Work instructions:
Among the entries below, count the lines that contain the word "Storage". Write down only the total.

Collection entries:
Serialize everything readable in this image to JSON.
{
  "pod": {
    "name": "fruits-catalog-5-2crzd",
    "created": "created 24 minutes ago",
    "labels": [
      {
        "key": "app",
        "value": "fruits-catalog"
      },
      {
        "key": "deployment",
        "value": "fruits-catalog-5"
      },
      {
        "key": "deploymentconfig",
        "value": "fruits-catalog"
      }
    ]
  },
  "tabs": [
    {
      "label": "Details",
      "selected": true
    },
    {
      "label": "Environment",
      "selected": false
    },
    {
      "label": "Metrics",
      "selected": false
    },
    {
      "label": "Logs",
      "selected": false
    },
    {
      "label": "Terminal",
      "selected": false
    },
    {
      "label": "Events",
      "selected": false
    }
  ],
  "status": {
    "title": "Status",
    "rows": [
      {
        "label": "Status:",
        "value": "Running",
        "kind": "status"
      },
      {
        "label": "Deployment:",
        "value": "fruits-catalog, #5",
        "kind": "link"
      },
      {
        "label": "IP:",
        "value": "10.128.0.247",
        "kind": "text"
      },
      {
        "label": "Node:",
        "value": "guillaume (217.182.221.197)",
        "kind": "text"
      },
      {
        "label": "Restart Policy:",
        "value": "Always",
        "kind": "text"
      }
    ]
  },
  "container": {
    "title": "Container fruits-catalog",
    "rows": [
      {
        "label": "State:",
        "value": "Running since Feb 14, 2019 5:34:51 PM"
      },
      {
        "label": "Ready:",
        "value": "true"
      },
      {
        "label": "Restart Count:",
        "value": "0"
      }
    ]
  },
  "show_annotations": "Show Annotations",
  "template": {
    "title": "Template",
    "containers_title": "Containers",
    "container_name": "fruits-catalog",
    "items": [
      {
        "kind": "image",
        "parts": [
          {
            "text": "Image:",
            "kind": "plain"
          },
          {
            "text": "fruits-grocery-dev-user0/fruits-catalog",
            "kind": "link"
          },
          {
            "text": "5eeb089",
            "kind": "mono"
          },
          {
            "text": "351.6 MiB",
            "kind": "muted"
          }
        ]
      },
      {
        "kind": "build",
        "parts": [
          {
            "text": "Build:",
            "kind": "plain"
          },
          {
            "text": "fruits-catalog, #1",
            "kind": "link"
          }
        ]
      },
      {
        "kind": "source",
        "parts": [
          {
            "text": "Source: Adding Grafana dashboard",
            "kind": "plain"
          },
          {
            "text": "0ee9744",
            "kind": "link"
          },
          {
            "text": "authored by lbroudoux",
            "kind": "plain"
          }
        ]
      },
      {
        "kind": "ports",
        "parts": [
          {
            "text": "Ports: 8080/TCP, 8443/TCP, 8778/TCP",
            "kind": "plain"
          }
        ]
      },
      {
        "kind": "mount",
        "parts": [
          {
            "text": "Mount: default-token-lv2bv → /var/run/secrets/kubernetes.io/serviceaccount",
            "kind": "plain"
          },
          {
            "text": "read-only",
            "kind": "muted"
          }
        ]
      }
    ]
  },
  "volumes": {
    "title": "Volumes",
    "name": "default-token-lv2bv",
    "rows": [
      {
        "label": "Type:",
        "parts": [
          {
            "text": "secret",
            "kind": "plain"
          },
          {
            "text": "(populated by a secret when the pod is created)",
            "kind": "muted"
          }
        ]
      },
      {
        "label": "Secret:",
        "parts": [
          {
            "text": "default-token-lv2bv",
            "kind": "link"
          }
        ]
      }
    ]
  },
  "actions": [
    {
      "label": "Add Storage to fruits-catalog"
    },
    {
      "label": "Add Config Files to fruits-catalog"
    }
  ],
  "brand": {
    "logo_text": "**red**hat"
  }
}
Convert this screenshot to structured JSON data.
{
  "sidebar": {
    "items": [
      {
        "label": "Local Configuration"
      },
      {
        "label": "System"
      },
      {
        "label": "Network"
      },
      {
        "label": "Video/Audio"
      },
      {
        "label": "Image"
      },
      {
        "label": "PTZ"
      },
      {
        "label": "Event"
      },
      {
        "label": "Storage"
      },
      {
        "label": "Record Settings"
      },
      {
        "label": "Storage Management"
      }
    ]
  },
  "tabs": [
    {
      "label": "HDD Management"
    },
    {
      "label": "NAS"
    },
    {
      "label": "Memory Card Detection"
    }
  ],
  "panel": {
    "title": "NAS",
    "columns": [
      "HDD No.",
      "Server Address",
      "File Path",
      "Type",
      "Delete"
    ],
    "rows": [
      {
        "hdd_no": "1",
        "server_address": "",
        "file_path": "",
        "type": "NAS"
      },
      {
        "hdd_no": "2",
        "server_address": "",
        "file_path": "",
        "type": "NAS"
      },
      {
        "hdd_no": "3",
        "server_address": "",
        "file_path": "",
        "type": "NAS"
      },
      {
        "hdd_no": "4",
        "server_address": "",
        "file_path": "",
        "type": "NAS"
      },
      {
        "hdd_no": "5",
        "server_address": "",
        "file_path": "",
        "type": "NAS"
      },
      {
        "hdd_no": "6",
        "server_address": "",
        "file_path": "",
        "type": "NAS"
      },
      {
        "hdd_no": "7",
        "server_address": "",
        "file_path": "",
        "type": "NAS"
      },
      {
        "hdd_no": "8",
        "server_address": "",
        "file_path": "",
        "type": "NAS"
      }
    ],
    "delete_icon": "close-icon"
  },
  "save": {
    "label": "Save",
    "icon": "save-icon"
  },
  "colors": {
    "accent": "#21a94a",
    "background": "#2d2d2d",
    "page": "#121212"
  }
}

The result:
3